--- Exercise task ---
Report how many lines of these entries hold the string "Colour"; reply with the number alone.

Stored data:
====
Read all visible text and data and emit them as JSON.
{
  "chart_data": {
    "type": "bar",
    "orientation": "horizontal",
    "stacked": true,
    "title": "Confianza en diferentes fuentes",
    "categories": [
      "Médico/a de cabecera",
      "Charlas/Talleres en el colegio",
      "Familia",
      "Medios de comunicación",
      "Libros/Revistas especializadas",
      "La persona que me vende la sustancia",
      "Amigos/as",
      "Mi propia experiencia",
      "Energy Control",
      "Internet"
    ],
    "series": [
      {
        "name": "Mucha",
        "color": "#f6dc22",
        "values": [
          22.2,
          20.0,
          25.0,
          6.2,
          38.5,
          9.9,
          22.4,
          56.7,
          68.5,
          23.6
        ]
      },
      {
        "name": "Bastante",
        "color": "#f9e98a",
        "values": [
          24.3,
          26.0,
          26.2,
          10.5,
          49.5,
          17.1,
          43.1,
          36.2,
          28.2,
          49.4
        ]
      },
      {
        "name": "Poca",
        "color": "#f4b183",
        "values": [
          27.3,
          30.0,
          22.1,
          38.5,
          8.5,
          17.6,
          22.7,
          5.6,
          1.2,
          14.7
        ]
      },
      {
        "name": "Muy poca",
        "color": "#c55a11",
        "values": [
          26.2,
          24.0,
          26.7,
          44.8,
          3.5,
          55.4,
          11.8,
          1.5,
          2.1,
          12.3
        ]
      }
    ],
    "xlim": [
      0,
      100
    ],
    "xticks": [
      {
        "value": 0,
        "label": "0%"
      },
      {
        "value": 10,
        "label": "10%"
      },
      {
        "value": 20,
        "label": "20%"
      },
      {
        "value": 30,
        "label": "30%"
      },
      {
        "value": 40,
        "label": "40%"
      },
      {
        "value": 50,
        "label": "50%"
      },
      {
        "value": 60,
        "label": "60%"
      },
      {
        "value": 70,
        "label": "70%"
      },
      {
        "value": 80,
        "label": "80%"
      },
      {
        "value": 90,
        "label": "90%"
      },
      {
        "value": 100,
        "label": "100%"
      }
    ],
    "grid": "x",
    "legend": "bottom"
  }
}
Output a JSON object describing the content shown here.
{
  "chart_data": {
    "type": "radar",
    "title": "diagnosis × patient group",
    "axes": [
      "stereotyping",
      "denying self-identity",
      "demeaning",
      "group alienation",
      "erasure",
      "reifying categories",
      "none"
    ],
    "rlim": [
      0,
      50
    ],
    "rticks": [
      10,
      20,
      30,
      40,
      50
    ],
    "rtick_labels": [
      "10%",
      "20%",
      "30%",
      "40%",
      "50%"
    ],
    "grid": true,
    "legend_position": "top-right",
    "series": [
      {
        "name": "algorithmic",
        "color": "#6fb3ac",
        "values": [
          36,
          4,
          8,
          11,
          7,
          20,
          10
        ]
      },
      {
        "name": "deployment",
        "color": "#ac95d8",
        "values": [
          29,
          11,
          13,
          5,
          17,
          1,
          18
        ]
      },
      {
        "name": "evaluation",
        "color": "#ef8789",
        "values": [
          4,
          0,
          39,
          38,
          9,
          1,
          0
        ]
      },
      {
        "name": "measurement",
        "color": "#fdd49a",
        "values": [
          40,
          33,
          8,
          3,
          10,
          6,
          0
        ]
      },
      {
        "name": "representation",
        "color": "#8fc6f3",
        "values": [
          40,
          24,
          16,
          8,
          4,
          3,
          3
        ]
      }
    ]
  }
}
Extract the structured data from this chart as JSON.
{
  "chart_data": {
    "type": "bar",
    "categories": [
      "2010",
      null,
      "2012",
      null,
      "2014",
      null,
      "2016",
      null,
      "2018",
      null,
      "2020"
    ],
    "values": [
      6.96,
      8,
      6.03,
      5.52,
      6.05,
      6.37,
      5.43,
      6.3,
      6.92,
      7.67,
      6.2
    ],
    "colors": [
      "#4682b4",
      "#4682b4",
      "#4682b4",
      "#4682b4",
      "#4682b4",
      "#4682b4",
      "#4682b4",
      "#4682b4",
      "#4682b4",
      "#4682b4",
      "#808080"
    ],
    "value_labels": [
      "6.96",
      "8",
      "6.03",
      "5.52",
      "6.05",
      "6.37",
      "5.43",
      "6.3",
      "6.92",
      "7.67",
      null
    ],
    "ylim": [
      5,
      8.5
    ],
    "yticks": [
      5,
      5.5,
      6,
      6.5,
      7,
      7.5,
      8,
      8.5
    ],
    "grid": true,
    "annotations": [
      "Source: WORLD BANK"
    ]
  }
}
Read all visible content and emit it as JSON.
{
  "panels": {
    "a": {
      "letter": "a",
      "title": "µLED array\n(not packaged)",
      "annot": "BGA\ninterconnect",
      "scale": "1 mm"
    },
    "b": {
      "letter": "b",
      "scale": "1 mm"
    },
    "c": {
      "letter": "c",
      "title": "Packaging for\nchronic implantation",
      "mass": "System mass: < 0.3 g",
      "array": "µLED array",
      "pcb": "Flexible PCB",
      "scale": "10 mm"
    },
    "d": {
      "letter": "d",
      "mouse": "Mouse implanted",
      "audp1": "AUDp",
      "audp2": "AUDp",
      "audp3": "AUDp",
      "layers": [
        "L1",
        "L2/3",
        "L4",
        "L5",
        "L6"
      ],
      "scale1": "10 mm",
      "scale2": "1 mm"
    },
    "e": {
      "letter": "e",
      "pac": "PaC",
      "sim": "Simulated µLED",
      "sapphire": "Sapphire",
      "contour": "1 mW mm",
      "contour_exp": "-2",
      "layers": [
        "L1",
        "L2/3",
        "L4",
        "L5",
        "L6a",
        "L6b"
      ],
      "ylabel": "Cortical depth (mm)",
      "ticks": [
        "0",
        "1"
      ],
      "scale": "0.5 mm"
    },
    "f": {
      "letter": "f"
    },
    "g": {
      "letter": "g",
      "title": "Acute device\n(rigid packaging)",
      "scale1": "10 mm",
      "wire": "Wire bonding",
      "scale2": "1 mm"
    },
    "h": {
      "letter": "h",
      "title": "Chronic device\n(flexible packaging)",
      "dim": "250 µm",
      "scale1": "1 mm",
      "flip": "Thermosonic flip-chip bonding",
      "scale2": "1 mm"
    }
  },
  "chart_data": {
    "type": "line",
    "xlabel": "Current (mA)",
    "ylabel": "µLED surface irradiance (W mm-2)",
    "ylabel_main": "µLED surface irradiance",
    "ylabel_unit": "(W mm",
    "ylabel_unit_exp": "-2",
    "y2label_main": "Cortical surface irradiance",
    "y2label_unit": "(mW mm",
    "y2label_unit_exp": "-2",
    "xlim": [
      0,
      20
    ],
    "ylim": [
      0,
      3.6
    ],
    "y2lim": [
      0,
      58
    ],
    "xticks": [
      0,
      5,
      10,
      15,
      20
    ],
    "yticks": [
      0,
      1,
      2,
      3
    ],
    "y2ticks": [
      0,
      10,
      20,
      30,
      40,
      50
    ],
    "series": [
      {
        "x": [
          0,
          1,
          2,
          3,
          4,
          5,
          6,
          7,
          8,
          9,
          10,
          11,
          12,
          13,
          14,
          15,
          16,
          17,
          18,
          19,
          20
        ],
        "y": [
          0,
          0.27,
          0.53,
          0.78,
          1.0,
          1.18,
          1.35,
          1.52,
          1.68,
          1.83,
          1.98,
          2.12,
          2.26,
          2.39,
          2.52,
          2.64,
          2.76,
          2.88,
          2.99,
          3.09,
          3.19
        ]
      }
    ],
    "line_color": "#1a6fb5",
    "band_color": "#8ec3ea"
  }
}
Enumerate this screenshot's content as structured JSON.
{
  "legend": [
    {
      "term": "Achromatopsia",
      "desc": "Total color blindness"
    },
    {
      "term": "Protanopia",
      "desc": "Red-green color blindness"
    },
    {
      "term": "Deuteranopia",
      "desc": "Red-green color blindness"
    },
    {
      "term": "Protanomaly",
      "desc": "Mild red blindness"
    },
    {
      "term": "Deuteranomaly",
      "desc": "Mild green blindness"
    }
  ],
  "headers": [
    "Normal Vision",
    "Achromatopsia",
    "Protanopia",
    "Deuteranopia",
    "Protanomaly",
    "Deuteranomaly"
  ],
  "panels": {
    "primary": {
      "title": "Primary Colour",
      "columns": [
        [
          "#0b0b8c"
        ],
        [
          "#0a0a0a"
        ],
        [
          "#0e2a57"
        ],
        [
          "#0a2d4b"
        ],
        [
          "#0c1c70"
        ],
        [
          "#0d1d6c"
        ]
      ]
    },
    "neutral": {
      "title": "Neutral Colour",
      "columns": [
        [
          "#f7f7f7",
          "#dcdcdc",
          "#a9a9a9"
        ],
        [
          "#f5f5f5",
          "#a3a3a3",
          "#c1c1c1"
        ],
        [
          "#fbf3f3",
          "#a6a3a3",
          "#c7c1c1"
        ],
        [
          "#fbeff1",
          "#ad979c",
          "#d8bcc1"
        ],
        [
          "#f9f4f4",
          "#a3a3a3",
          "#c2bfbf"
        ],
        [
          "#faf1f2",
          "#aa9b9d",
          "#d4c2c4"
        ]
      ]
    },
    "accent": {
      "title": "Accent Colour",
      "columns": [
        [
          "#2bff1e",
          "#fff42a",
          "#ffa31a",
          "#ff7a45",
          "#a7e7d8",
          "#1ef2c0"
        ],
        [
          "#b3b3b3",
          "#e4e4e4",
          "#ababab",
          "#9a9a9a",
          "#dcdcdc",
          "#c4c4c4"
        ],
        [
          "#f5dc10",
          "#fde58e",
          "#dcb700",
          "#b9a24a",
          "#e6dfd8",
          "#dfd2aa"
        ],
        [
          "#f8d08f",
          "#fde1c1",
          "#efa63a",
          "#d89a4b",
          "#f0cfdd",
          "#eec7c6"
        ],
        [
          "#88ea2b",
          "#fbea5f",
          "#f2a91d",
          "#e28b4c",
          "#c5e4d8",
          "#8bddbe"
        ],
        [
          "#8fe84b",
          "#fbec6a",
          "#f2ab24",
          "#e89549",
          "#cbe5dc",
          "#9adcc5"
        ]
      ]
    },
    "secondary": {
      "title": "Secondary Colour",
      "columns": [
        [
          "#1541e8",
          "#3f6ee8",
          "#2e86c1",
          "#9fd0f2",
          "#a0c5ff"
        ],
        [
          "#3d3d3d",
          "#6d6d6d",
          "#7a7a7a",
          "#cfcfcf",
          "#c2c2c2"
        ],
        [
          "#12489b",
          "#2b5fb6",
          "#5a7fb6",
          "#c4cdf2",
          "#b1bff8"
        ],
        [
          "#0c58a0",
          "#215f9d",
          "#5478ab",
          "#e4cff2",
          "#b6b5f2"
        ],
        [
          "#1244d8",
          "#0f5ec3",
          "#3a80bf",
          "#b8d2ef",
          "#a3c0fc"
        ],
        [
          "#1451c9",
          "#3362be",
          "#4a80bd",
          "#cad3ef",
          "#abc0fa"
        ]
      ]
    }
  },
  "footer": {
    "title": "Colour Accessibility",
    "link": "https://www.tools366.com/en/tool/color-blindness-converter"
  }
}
====
--- Answer for this exercise ---
5